### Stated exercise
Exclude the pictures; give every entry again exactly as written.

Collection entries

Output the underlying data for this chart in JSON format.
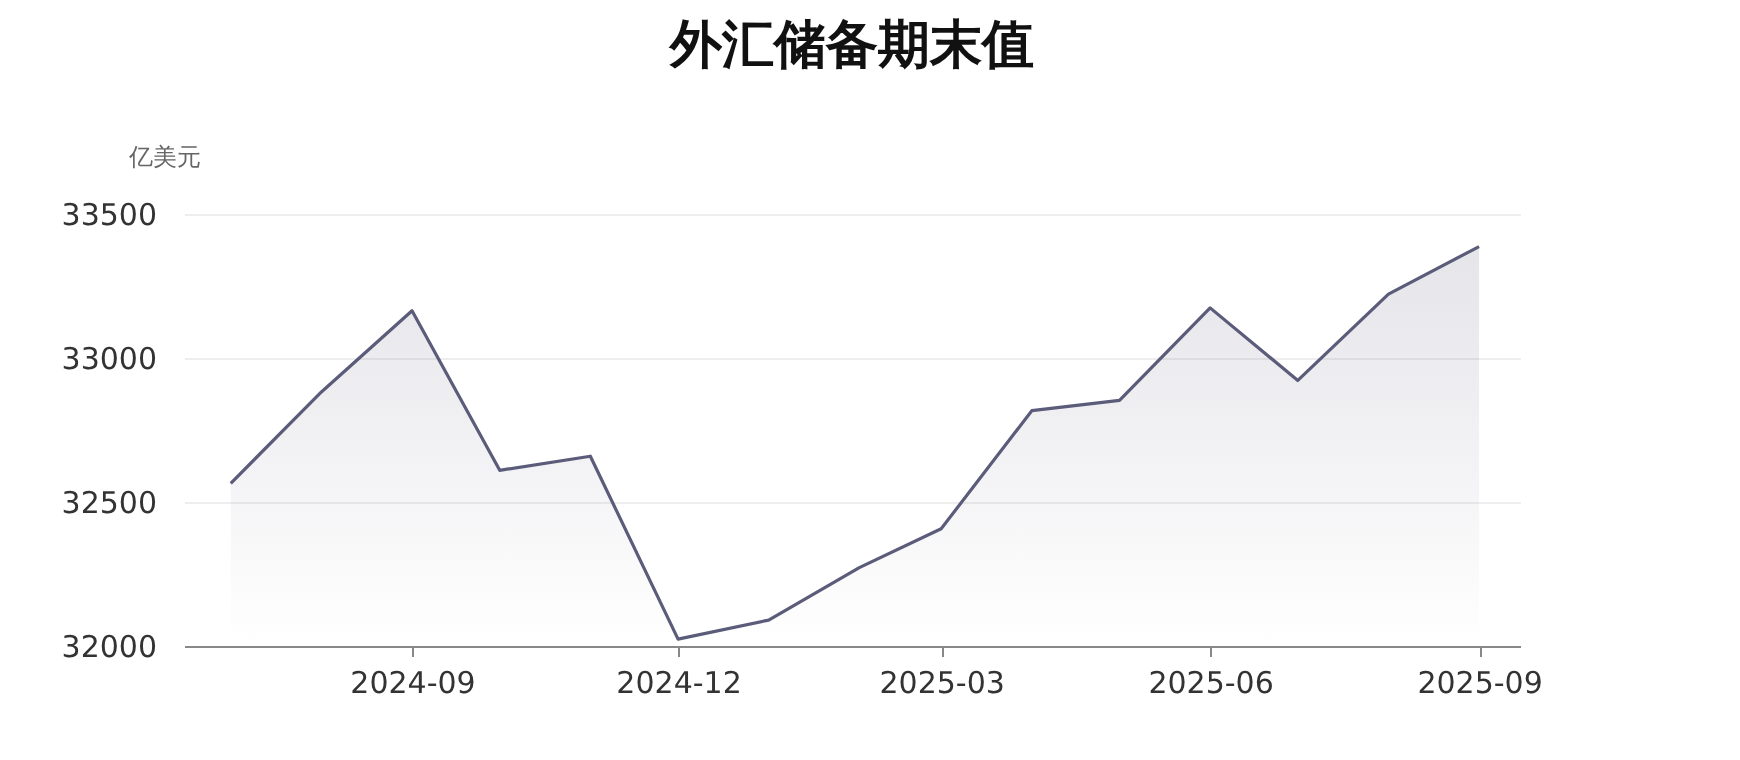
{
  "chart_data": {
    "type": "area",
    "title": "外汇储备期末值",
    "ylabel": "亿美元",
    "x": [
      "2024-07",
      "2024-08",
      "2024-09",
      "2024-10",
      "2024-11",
      "2024-12",
      "2025-01",
      "2025-02",
      "2025-03",
      "2025-04",
      "2025-05",
      "2025-06",
      "2025-07",
      "2025-08",
      "2025-09"
    ],
    "series": [
      {
        "color": "#5b5b7a",
        "values": [
          32565,
          32882,
          33164,
          32610,
          32659,
          32024,
          32090,
          32272,
          32407,
          32817,
          32853,
          33174,
          32922,
          33222,
          33387
        ]
      }
    ],
    "xlim": [
      "2024-06-15",
      "2025-09-15"
    ],
    "xticks": [
      "2024-09",
      "2024-12",
      "2025-03",
      "2025-06",
      "2025-09"
    ],
    "ylim": [
      32000,
      33500
    ],
    "yticks": [
      32000,
      32500,
      33000,
      33500
    ],
    "grid": "y",
    "legend": false
  }
}
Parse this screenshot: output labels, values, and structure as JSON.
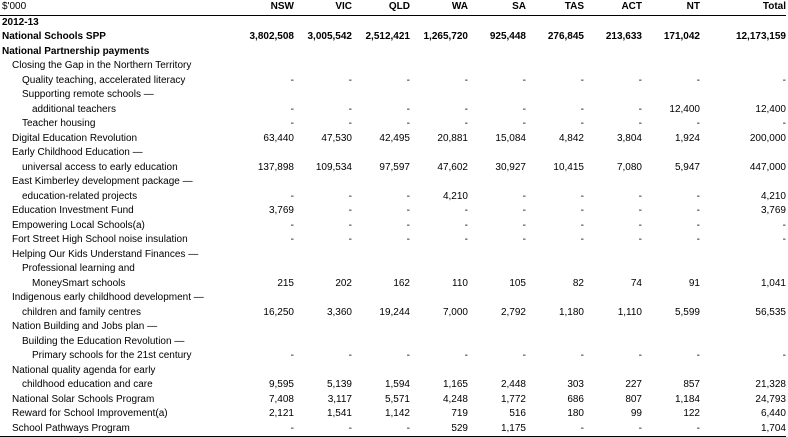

### Solution
Output the underlying data for this chart in JSON format.
{
  "chart_data": {
    "type": "area",
    "title": "外汇储备期末值",
    "ylabel": "亿美元",
    "x": [
      "2024-07",
      "2024-08",
      "2024-09",
      "2024-10",
      "2024-11",
      "2024-12",
      "2025-01",
      "2025-02",
      "2025-03",
      "2025-04",
      "2025-05",
      "2025-06",
      "2025-07",
      "2025-08",
      "2025-09"
    ],
    "series": [
      {
        "color": "#5b5b7a",
        "values": [
          32565,
          32882,
          33164,
          32610,
          32659,
          32024,
          32090,
          32272,
          32407,
          32817,
          32853,
          33174,
          32922,
          33222,
          33387
        ]
      }
    ],
    "xlim": [
      "2024-06-15",
      "2025-09-15"
    ],
    "xticks": [
      "2024-09",
      "2024-12",
      "2025-03",
      "2025-06",
      "2025-09"
    ],
    "ylim": [
      32000,
      33500
    ],
    "yticks": [
      32000,
      32500,
      33000,
      33500
    ],
    "grid": "y",
    "legend": false
  }
}
Parse this screenshot: output labels, values, and structure as JSON.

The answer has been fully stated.